EXERCISE DETAILS:
Write the entries out again exactly as they stand, but without the pictures.

DATA PROVIDED:
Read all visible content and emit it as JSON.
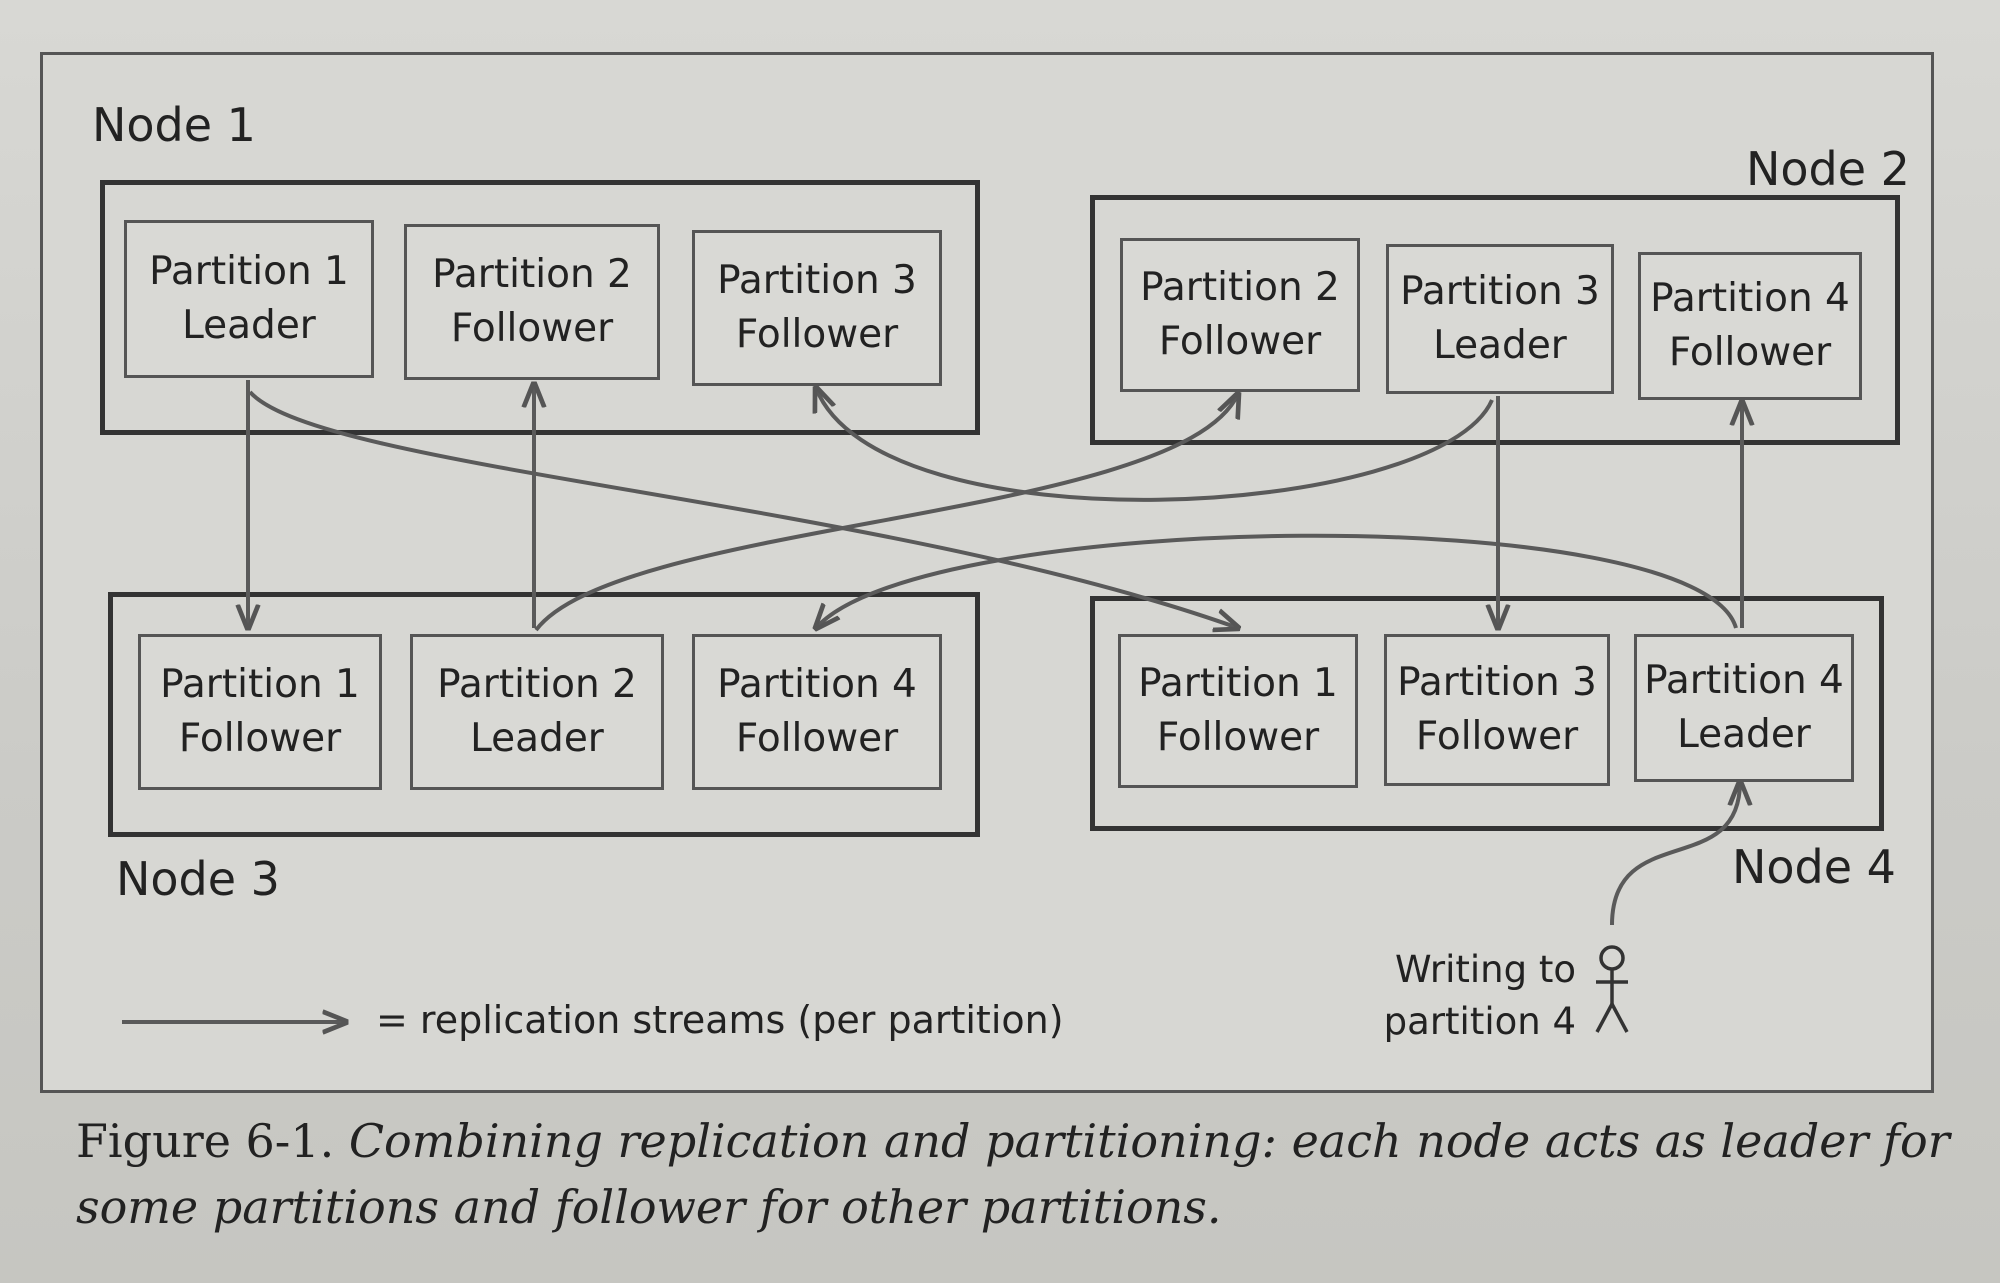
{
  "nodes": {
    "node1": {
      "label": "Node 1",
      "partitions": [
        {
          "name": "Partition 1",
          "role": "Leader"
        },
        {
          "name": "Partition 2",
          "role": "Follower"
        },
        {
          "name": "Partition 3",
          "role": "Follower"
        }
      ]
    },
    "node2": {
      "label": "Node 2",
      "partitions": [
        {
          "name": "Partition 2",
          "role": "Follower"
        },
        {
          "name": "Partition 3",
          "role": "Leader"
        },
        {
          "name": "Partition 4",
          "role": "Follower"
        }
      ]
    },
    "node3": {
      "label": "Node 3",
      "partitions": [
        {
          "name": "Partition 1",
          "role": "Follower"
        },
        {
          "name": "Partition 2",
          "role": "Leader"
        },
        {
          "name": "Partition 4",
          "role": "Follower"
        }
      ]
    },
    "node4": {
      "label": "Node 4",
      "partitions": [
        {
          "name": "Partition 1",
          "role": "Follower"
        },
        {
          "name": "Partition 3",
          "role": "Follower"
        },
        {
          "name": "Partition 4",
          "role": "Leader"
        }
      ]
    }
  },
  "legend": {
    "text": "= replication streams (per partition)"
  },
  "writer": {
    "line1": "Writing to",
    "line2": "partition 4",
    "icon": "person-icon"
  },
  "caption": {
    "label": "Figure 6-1.",
    "text": "Combining replication and partitioning: each node acts as leader for some partitions and follower for other partitions."
  },
  "colors": {
    "stroke": "#555555",
    "box_border": "#333333",
    "background": "#d7d7d3"
  }
}
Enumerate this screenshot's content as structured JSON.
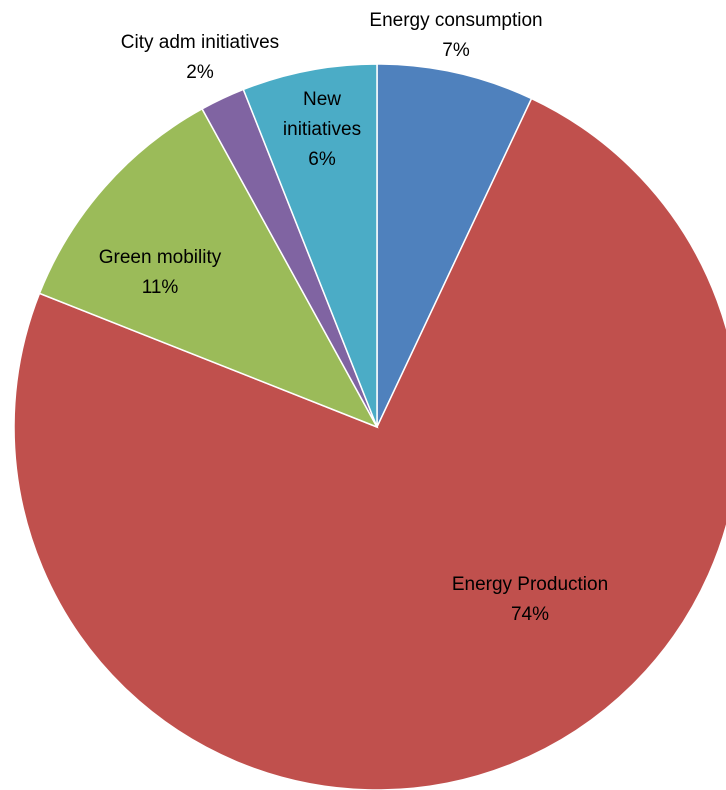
{
  "chart_data": {
    "type": "pie",
    "title": "",
    "start_angle_deg": 0,
    "direction": "clockwise",
    "slices": [
      {
        "label": "Energy consumption",
        "label_lines": [
          "Energy consumption"
        ],
        "percent_label": "7%",
        "value": 7,
        "color": "#4F81BD"
      },
      {
        "label": "Energy Production",
        "label_lines": [
          "Energy Production"
        ],
        "percent_label": "74%",
        "value": 74,
        "color": "#C0504D"
      },
      {
        "label": "Green mobility",
        "label_lines": [
          "Green mobility"
        ],
        "percent_label": "11%",
        "value": 11,
        "color": "#9BBB59"
      },
      {
        "label": "City adm initiatives",
        "label_lines": [
          "City adm initiatives"
        ],
        "percent_label": "2%",
        "value": 2,
        "color": "#8064A2"
      },
      {
        "label": "New initiatives",
        "label_lines": [
          "New",
          "initiatives"
        ],
        "percent_label": "6%",
        "value": 6,
        "color": "#4BACC6"
      }
    ]
  }
}
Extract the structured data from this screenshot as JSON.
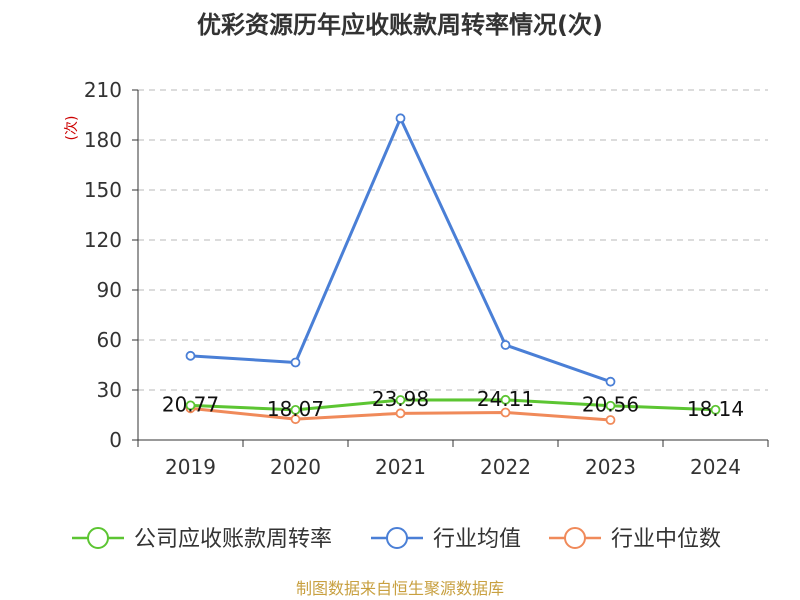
{
  "chart_data": {
    "type": "line",
    "title": "优彩资源历年应收账款周转率情况(次)",
    "ylabel": "(次)",
    "categories": [
      "2019",
      "2020",
      "2021",
      "2022",
      "2023",
      "2024"
    ],
    "ylim": [
      0,
      210
    ],
    "yticks": [
      0,
      30,
      60,
      90,
      120,
      150,
      180,
      210
    ],
    "grid": true,
    "legend_position": "bottom",
    "series": [
      {
        "name": "公司应收账款周转率",
        "color": "#5cc532",
        "values": [
          20.77,
          18.07,
          23.98,
          24.11,
          20.56,
          18.14
        ],
        "labels": [
          "20.77",
          "18.07",
          "23.98",
          "24.11",
          "20.56",
          "18.14"
        ]
      },
      {
        "name": "行业均值",
        "color": "#4a7fd6",
        "values": [
          50.5,
          46.5,
          193,
          57,
          35,
          null
        ]
      },
      {
        "name": "行业中位数",
        "color": "#f08a5a",
        "values": [
          19,
          12.5,
          16,
          16.5,
          12,
          null
        ]
      }
    ],
    "source": "制图数据来自恒生聚源数据库"
  }
}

TASK ANSWER:
Read all visible content and emit it as JSON.
{
  "nodes": {
    "node1": {
      "label": "Node 1",
      "partitions": [
        {
          "name": "Partition 1",
          "role": "Leader"
        },
        {
          "name": "Partition 2",
          "role": "Follower"
        },
        {
          "name": "Partition 3",
          "role": "Follower"
        }
      ]
    },
    "node2": {
      "label": "Node 2",
      "partitions": [
        {
          "name": "Partition 2",
          "role": "Follower"
        },
        {
          "name": "Partition 3",
          "role": "Leader"
        },
        {
          "name": "Partition 4",
          "role": "Follower"
        }
      ]
    },
    "node3": {
      "label": "Node 3",
      "partitions": [
        {
          "name": "Partition 1",
          "role": "Follower"
        },
        {
          "name": "Partition 2",
          "role": "Leader"
        },
        {
          "name": "Partition 4",
          "role": "Follower"
        }
      ]
    },
    "node4": {
      "label": "Node 4",
      "partitions": [
        {
          "name": "Partition 1",
          "role": "Follower"
        },
        {
          "name": "Partition 3",
          "role": "Follower"
        },
        {
          "name": "Partition 4",
          "role": "Leader"
        }
      ]
    }
  },
  "legend": {
    "text": "= replication streams (per partition)"
  },
  "writer": {
    "line1": "Writing to",
    "line2": "partition 4",
    "icon": "person-icon"
  },
  "caption": {
    "label": "Figure 6-1.",
    "text": "Combining replication and partitioning: each node acts as leader for some partitions and follower for other partitions."
  },
  "colors": {
    "stroke": "#555555",
    "box_border": "#333333",
    "background": "#d7d7d3"
  }
}
Enumerate this screenshot's content as structured JSON.
{
  "chart_data": {
    "type": "pie",
    "title": "",
    "start_angle_deg": 0,
    "direction": "clockwise",
    "slices": [
      {
        "label": "Energy consumption",
        "label_lines": [
          "Energy consumption"
        ],
        "percent_label": "7%",
        "value": 7,
        "color": "#4F81BD"
      },
      {
        "label": "Energy Production",
        "label_lines": [
          "Energy Production"
        ],
        "percent_label": "74%",
        "value": 74,
        "color": "#C0504D"
      },
      {
        "label": "Green mobility",
        "label_lines": [
          "Green mobility"
        ],
        "percent_label": "11%",
        "value": 11,
        "color": "#9BBB59"
      },
      {
        "label": "City adm initiatives",
        "label_lines": [
          "City adm initiatives"
        ],
        "percent_label": "2%",
        "value": 2,
        "color": "#8064A2"
      },
      {
        "label": "New initiatives",
        "label_lines": [
          "New",
          "initiatives"
        ],
        "percent_label": "6%",
        "value": 6,
        "color": "#4BACC6"
      }
    ]
  }
}
Extract the structured data from this screenshot as JSON.
{
  "chart_data": {
    "type": "line",
    "title": "优彩资源历年应收账款周转率情况(次)",
    "ylabel": "(次)",
    "categories": [
      "2019",
      "2020",
      "2021",
      "2022",
      "2023",
      "2024"
    ],
    "ylim": [
      0,
      210
    ],
    "yticks": [
      0,
      30,
      60,
      90,
      120,
      150,
      180,
      210
    ],
    "grid": true,
    "legend_position": "bottom",
    "series": [
      {
        "name": "公司应收账款周转率",
        "color": "#5cc532",
        "values": [
          20.77,
          18.07,
          23.98,
          24.11,
          20.56,
          18.14
        ],
        "labels": [
          "20.77",
          "18.07",
          "23.98",
          "24.11",
          "20.56",
          "18.14"
        ]
      },
      {
        "name": "行业均值",
        "color": "#4a7fd6",
        "values": [
          50.5,
          46.5,
          193,
          57,
          35,
          null
        ]
      },
      {
        "name": "行业中位数",
        "color": "#f08a5a",
        "values": [
          19,
          12.5,
          16,
          16.5,
          12,
          null
        ]
      }
    ],
    "source": "制图数据来自恒生聚源数据库"
  }
}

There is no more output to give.